··· Data
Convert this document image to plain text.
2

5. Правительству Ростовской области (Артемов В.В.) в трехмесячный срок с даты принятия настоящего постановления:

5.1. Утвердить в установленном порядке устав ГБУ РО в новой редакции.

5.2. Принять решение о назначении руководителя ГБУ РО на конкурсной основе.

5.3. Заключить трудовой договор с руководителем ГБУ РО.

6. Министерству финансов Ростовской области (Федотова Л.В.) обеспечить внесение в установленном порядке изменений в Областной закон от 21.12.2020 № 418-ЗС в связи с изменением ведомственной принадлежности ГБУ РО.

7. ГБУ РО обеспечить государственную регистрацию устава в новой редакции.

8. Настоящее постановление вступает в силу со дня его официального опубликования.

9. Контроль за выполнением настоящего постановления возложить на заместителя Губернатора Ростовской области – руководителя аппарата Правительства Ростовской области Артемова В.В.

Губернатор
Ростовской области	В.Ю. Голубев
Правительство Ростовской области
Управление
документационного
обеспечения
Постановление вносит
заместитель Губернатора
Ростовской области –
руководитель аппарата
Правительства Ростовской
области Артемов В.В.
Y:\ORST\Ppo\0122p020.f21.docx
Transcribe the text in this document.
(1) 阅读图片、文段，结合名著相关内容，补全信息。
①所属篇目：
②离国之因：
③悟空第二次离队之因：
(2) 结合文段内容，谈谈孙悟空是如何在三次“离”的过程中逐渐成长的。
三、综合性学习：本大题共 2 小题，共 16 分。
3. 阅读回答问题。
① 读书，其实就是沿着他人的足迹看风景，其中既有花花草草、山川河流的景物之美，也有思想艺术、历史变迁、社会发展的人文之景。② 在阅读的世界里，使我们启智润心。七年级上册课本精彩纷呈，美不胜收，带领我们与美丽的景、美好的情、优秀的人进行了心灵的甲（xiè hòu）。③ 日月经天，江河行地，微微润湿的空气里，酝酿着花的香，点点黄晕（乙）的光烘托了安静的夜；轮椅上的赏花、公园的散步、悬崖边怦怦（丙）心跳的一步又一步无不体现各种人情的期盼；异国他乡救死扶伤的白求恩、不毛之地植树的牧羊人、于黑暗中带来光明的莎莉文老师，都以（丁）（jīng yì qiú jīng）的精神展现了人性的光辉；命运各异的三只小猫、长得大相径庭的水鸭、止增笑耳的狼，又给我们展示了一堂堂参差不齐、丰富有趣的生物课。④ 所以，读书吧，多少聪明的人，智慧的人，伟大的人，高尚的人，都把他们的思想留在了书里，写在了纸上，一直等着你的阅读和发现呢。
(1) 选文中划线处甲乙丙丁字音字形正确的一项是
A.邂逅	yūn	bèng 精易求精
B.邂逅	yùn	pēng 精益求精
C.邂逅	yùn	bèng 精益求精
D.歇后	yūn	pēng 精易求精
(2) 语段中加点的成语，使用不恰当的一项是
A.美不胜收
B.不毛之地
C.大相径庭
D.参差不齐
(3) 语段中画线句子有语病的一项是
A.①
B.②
······
[Prompt]
Figure out how many lines of the data above include "обеспечить", then give the number and nothing more.

[Response to this exercise]
2